[Dataset records]
━━━━━━━━━━━━━━━━
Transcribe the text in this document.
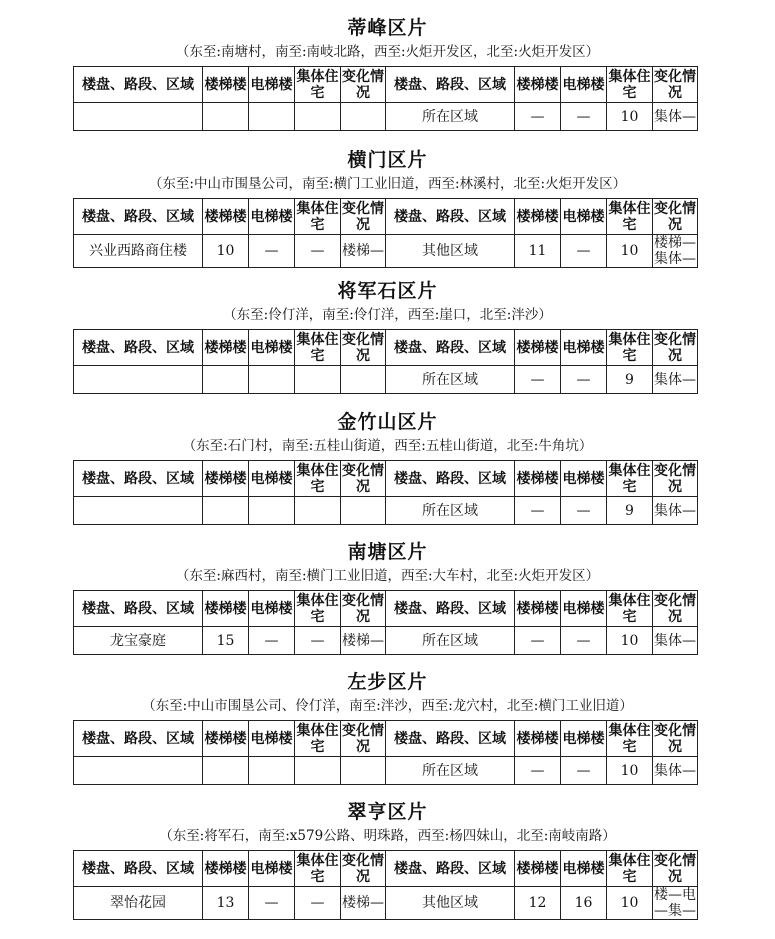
蒂峰区片
（东至:南塘村，南至:南岐北路，西至:火炬开发区，北至:火炬开发区）
楼盘、路段、区域	楼梯楼	电梯楼	集体住宅	变化情况	楼盘、路段、区域	楼梯楼	电梯楼	集体住宅	变化情况
					所在区域	—	—	10	集体—
横门区片
（东至:中山市围垦公司，南至:横门工业旧道，西至:林溪村，北至:火炬开发区）
楼盘、路段、区域	楼梯楼	电梯楼	集体住宅	变化情况	楼盘、路段、区域	楼梯楼	电梯楼	集体住宅	变化情况
兴业西路商住楼	10	—	—	楼梯—	其他区域	11	—	10	楼梯—集体—
将军石区片
（东至:伶仃洋，南至:伶仃洋，西至:崖口，北至:泮沙）
楼盘、路段、区域	楼梯楼	电梯楼	集体住宅	变化情况	楼盘、路段、区域	楼梯楼	电梯楼	集体住宅	变化情况
					所在区域	—	—	9	集体—
金竹山区片
（东至:石门村，南至:五桂山街道，西至:五桂山街道，北至:牛角坑）
楼盘、路段、区域	楼梯楼	电梯楼	集体住宅	变化情况	楼盘、路段、区域	楼梯楼	电梯楼	集体住宅	变化情况
					所在区域	—	—	9	集体—
南塘区片
（东至:麻西村，南至:横门工业旧道，西至:大车村，北至:火炬开发区）
楼盘、路段、区域	楼梯楼	电梯楼	集体住宅	变化情况	楼盘、路段、区域	楼梯楼	电梯楼	集体住宅	变化情况
龙宝豪庭	15	—	—	楼梯—	所在区域	—	—	10	集体—
左步区片
（东至:中山市围垦公司、伶仃洋，南至:泮沙，西至:龙穴村，北至:横门工业旧道）
楼盘、路段、区域	楼梯楼	电梯楼	集体住宅	变化情况	楼盘、路段、区域	楼梯楼	电梯楼	集体住宅	变化情况
					所在区域	—	—	10	集体—
翠亨区片
（东至:将军石，南至:x579公路、明珠路，西至:杨四妹山，北至:南岐南路）
楼盘、路段、区域	楼梯楼	电梯楼	集体住宅	变化情况	楼盘、路段、区域	楼梯楼	电梯楼	集体住宅	变化情况
翠怡花园	13	—	—	楼梯—	其他区域	12	16	10	楼—电—集—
━━━━━━━━━━━━━━━━
[Challenge]: Pull out all lines from the entries above that include the word "火炬开发区".

[Reply]:
（东至:南塘村，南至:南岐北路，西至:火炬开发区，北至:火炬开发区）
（东至:中山市围垦公司，南至:横门工业旧道，西至:林溪村，北至:火炬开发区）
（东至:麻西村，南至:横门工业旧道，西至:大车村，北至:火炬开发区）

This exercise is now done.